Ausgewählter Auszug.
15.000 Euro zusätzlich für den Rieckhof

Jörn Hansen hofft, dass der Rieckhof in den nächsten Jahren mehr Geld bekommt: „Ein Inflationsausgleich wäre schon gut.“ Foto: pr
Hamburg: Rieckhof | Das kleine Wunder ist geschehen. Das Kulturzentrum Rieckhof darf bis Ende Dezember 15.000 Euro zusätzlich ausgeben. Der Hamburger Senat hat bei allen Freizeit- und Bürgerhäusern bereits beschlossene Kürzungen der Zuschüsse zurückgenommen. „Das haut uns vom Hocker“, kommentiert Rieckhof-Geschäftsführer Jörn Hansen. „Dadurch sind wir gerettet, aber nur für dieses Jahr.“
Hintergrund: Bislang stand dem Rieckhof für 2011 weniger Geld zur Verfügung als 1986 (!). „Wenn wir davon Gas, Wasser, Strom und Versicherungen nicht mehr zahlen können, geht es nicht mehr weiter“, hatte Jörn Hansen angekündigt.

Vorliegende Zeilen.
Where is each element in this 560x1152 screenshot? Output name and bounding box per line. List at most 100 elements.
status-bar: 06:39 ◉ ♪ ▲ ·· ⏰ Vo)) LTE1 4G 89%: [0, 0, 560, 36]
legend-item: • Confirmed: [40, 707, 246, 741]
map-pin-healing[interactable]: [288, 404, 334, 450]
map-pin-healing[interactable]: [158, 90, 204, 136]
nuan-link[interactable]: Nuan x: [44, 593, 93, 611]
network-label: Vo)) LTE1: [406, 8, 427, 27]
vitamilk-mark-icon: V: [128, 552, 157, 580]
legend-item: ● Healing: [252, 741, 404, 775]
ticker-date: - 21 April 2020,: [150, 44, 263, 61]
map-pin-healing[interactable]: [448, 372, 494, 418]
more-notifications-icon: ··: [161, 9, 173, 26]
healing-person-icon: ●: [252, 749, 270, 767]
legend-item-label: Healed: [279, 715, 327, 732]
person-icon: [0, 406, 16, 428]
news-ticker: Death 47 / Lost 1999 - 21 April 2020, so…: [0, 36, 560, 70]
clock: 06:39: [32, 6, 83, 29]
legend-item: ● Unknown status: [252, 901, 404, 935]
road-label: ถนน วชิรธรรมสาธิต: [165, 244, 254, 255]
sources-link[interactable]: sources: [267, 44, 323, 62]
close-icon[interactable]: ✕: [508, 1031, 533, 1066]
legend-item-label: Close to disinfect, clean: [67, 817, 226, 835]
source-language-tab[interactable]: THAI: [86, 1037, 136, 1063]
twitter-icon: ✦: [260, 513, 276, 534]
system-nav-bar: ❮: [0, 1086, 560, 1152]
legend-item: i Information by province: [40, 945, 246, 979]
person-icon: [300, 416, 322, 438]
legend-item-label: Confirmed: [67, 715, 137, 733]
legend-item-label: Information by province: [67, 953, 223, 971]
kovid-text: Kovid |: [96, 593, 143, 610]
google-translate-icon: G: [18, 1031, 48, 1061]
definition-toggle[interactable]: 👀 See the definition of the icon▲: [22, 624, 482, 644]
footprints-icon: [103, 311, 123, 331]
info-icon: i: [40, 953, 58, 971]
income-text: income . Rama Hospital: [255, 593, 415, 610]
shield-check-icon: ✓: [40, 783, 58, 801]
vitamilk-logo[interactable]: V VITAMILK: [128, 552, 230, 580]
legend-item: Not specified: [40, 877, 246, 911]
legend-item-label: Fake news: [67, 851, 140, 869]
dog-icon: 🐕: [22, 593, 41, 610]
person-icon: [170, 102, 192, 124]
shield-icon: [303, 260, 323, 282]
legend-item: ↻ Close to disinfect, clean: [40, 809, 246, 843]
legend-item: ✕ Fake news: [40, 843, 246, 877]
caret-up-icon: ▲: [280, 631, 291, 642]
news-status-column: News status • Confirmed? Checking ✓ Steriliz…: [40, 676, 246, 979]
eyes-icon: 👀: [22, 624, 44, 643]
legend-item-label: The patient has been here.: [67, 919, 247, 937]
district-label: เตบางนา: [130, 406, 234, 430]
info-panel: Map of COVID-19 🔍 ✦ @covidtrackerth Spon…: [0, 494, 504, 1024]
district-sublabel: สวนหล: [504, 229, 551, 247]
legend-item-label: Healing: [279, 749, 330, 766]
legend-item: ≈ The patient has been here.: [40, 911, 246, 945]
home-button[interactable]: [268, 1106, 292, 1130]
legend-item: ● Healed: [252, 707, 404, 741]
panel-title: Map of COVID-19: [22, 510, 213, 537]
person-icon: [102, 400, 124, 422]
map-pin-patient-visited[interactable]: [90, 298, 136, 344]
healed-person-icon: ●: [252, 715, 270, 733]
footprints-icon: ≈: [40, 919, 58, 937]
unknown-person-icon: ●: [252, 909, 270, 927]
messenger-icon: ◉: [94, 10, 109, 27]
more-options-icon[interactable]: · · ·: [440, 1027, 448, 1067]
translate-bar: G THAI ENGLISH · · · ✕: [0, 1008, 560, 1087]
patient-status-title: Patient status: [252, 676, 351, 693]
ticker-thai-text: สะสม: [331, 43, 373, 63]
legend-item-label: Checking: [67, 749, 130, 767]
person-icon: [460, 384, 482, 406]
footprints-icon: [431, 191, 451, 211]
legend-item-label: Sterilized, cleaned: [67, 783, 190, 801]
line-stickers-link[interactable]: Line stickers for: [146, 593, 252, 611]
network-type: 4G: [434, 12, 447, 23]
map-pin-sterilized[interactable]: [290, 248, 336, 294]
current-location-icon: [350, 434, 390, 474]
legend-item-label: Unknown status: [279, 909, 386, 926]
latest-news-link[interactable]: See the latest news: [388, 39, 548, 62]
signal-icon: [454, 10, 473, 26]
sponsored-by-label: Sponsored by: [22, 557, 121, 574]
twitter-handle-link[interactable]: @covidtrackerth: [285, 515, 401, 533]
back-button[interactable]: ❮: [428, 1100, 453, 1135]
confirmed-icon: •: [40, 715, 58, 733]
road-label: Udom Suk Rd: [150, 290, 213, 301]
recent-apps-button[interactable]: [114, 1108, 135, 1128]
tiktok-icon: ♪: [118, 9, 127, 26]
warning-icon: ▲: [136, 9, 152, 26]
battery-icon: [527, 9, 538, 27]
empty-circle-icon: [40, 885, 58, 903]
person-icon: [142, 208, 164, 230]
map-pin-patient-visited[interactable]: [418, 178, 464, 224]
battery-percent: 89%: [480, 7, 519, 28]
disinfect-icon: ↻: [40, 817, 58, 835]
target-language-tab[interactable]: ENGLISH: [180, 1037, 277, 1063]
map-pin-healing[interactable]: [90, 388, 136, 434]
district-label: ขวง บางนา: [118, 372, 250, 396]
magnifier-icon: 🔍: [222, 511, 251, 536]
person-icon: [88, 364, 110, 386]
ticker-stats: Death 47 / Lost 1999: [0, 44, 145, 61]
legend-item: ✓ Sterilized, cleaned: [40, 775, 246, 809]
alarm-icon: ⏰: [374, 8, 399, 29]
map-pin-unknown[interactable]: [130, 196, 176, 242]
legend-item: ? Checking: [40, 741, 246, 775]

Arbeitsanweisung.
Beantworten Sie die folgenden Fragen mithilfe des Auszugs über den Rieckhof.
(a) Wie viel Geld darf das Kulturzentrum Rieckhof bis Ende Dezember zusätzlich ausgeben?
(b) Wer hat die bereits beschlossenen Kürzungen der Zuschüsse zurückgenommen?
(c) Mit welchem Jahr wird das Geld verglichen, das dem Rieckhof bislang für 2011 zur Verfügung stand?

Lösung.
(a) 15.000 Euro
(b) Der Hamburger Senat
(c) Mit 1986. Für 2011 stand weniger Geld zur Verfügung als damals.